● AIM OF THE EXERCISE
Copy out all of the data below exactly, so that no word differs from the original.
Segment Open
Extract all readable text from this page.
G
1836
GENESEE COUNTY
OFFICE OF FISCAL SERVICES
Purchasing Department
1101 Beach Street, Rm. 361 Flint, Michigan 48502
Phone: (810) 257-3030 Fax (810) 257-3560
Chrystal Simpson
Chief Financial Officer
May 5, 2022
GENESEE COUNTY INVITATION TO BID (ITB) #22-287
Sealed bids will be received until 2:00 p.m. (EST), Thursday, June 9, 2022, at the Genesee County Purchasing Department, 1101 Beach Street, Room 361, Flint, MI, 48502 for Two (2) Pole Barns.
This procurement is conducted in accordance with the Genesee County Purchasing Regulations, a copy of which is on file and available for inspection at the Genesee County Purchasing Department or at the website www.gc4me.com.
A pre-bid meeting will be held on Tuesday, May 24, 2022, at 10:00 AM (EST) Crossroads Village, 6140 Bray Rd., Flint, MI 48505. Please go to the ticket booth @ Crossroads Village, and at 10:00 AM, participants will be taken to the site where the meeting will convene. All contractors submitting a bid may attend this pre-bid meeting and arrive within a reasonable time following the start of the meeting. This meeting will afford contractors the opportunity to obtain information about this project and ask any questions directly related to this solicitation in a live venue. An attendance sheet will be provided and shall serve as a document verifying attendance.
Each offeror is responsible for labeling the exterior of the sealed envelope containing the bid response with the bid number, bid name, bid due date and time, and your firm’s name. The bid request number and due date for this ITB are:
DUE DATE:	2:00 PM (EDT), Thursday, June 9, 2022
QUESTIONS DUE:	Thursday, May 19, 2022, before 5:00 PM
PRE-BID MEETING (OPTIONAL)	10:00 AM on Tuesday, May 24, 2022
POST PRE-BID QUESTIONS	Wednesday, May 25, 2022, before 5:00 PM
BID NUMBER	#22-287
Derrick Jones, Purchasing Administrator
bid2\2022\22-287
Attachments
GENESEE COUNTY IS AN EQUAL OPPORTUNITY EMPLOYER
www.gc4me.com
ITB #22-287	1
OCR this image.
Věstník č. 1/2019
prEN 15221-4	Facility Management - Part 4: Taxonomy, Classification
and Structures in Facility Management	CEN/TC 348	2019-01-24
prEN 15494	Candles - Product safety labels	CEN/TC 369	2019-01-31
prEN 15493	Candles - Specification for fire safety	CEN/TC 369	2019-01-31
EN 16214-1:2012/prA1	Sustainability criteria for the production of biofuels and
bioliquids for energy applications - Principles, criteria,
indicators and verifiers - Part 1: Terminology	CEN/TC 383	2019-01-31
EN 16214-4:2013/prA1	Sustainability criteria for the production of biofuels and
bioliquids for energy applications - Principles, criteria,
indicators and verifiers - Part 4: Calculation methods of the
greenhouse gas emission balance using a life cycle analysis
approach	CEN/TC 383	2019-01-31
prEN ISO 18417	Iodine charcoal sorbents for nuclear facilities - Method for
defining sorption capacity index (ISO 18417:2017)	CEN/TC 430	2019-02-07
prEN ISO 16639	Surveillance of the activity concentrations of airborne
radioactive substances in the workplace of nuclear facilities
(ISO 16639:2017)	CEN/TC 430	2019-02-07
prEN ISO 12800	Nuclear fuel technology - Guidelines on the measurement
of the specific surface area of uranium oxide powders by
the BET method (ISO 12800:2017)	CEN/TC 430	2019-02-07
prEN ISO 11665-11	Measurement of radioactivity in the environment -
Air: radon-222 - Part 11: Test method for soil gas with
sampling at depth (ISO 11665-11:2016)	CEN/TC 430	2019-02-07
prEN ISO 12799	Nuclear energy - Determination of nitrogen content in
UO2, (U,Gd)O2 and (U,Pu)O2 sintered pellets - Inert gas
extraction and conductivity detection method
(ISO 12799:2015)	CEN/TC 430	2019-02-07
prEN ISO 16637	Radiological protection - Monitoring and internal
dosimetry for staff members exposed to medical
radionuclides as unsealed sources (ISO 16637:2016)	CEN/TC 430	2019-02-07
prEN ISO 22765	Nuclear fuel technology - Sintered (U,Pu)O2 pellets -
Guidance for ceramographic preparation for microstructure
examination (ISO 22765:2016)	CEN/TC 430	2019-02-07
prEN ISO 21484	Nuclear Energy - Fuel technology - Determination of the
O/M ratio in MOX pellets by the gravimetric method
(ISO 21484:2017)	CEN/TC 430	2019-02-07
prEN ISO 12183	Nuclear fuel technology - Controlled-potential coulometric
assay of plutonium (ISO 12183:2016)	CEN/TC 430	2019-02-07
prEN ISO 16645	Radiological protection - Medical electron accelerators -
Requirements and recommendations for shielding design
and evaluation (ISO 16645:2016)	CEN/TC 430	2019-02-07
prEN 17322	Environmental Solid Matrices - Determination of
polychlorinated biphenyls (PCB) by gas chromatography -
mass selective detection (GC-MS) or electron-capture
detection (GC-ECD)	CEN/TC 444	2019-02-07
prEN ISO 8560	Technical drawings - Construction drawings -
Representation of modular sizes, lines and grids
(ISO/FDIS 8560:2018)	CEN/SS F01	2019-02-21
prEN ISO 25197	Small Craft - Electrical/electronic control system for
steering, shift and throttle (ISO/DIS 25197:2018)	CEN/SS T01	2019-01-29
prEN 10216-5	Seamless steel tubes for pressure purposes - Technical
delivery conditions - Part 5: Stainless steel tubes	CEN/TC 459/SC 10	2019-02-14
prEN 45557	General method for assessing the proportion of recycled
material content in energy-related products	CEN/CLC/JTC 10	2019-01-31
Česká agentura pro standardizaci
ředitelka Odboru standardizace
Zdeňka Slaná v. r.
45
Segment Closed
● OUTPUT
Extract all readable text from this page.
G
1836
GENESEE COUNTY
OFFICE OF FISCAL SERVICES
Purchasing Department
1101 Beach Street, Rm. 361 Flint, Michigan 48502
Phone: (810) 257-3030 Fax (810) 257-3560
Chrystal Simpson
Chief Financial Officer
May 5, 2022
GENESEE COUNTY INVITATION TO BID (ITB) #22-287
Sealed bids will be received until 2:00 p.m. (EST), Thursday, June 9, 2022, at the Genesee County Purchasing Department, 1101 Beach Street, Room 361, Flint, MI, 48502 for Two (2) Pole Barns.
This procurement is conducted in accordance with the Genesee County Purchasing Regulations, a copy of which is on file and available for inspection at the Genesee County Purchasing Department or at the website www.gc4me.com.
A pre-bid meeting will be held on Tuesday, May 24, 2022, at 10:00 AM (EST) Crossroads Village, 6140 Bray Rd., Flint, MI 48505. Please go to the ticket booth @ Crossroads Village, and at 10:00 AM, participants will be taken to the site where the meeting will convene. All contractors submitting a bid may attend this pre-bid meeting and arrive within a reasonable time following the start of the meeting. This meeting will afford contractors the opportunity to obtain information about this project and ask any questions directly related to this solicitation in a live venue. An attendance sheet will be provided and shall serve as a document verifying attendance.
Each offeror is responsible for labeling the exterior of the sealed envelope containing the bid response with the bid number, bid name, bid due date and time, and your firm’s name. The bid request number and due date for this ITB are:
DUE DATE:	2:00 PM (EDT), Thursday, June 9, 2022
QUESTIONS DUE:	Thursday, May 19, 2022, before 5:00 PM
PRE-BID MEETING (OPTIONAL)	10:00 AM on Tuesday, May 24, 2022
POST PRE-BID QUESTIONS	Wednesday, May 25, 2022, before 5:00 PM
BID NUMBER	#22-287
Derrick Jones, Purchasing Administrator
bid2\2022\22-287
Attachments
GENESEE COUNTY IS AN EQUAL OPPORTUNITY EMPLOYER
www.gc4me.com
ITB #22-287	1
OCR this image.
Věstník č. 1/2019
prEN 15221-4	Facility Management - Part 4: Taxonomy, Classification
and Structures in Facility Management	CEN/TC 348	2019-01-24
prEN 15494	Candles - Product safety labels	CEN/TC 369	2019-01-31
prEN 15493	Candles - Specification for fire safety	CEN/TC 369	2019-01-31
EN 16214-1:2012/prA1	Sustainability criteria for the production of biofuels and
bioliquids for energy applications - Principles, criteria,
indicators and verifiers - Part 1: Terminology	CEN/TC 383	2019-01-31
EN 16214-4:2013/prA1	Sustainability criteria for the production of biofuels and
bioliquids for energy applications - Principles, criteria,
indicators and verifiers - Part 4: Calculation methods of the
greenhouse gas emission balance using a life cycle analysis
approach	CEN/TC 383	2019-01-31
prEN ISO 18417	Iodine charcoal sorbents for nuclear facilities - Method for
defining sorption capacity index (ISO 18417:2017)	CEN/TC 430	2019-02-07
prEN ISO 16639	Surveillance of the activity concentrations of airborne
radioactive substances in the workplace of nuclear facilities
(ISO 16639:2017)	CEN/TC 430	2019-02-07
prEN ISO 12800	Nuclear fuel technology - Guidelines on the measurement
of the specific surface area of uranium oxide powders by
the BET method (ISO 12800:2017)	CEN/TC 430	2019-02-07
prEN ISO 11665-11	Measurement of radioactivity in the environment -
Air: radon-222 - Part 11: Test method for soil gas with
sampling at depth (ISO 11665-11:2016)	CEN/TC 430	2019-02-07
prEN ISO 12799	Nuclear energy - Determination of nitrogen content in
UO2, (U,Gd)O2 and (U,Pu)O2 sintered pellets - Inert gas
extraction and conductivity detection method
(ISO 12799:2015)	CEN/TC 430	2019-02-07
prEN ISO 16637	Radiological protection - Monitoring and internal
dosimetry for staff members exposed to medical
radionuclides as unsealed sources (ISO 16637:2016)	CEN/TC 430	2019-02-07
prEN ISO 22765	Nuclear fuel technology - Sintered (U,Pu)O2 pellets -
Guidance for ceramographic preparation for microstructure
examination (ISO 22765:2016)	CEN/TC 430	2019-02-07
prEN ISO 21484	Nuclear Energy - Fuel technology - Determination of the
O/M ratio in MOX pellets by the gravimetric method
(ISO 21484:2017)	CEN/TC 430	2019-02-07
prEN ISO 12183	Nuclear fuel technology - Controlled-potential coulometric
assay of plutonium (ISO 12183:2016)	CEN/TC 430	2019-02-07
prEN ISO 16645	Radiological protection - Medical electron accelerators -
Requirements and recommendations for shielding design
and evaluation (ISO 16645:2016)	CEN/TC 430	2019-02-07
prEN 17322	Environmental Solid Matrices - Determination of
polychlorinated biphenyls (PCB) by gas chromatography -
mass selective detection (GC-MS) or electron-capture
detection (GC-ECD)	CEN/TC 444	2019-02-07
prEN ISO 8560	Technical drawings - Construction drawings -
Representation of modular sizes, lines and grids
(ISO/FDIS 8560:2018)	CEN/SS F01	2019-02-21
prEN ISO 25197	Small Craft - Electrical/electronic control system for
steering, shift and throttle (ISO/DIS 25197:2018)	CEN/SS T01	2019-01-29
prEN 10216-5	Seamless steel tubes for pressure purposes - Technical
delivery conditions - Part 5: Stainless steel tubes	CEN/TC 459/SC 10	2019-02-14
prEN 45557	General method for assessing the proportion of recycled
material content in energy-related products	CEN/CLC/JTC 10	2019-01-31
Česká agentura pro standardizaci
ředitelka Odboru standardizace
Zdeňka Slaná v. r.
45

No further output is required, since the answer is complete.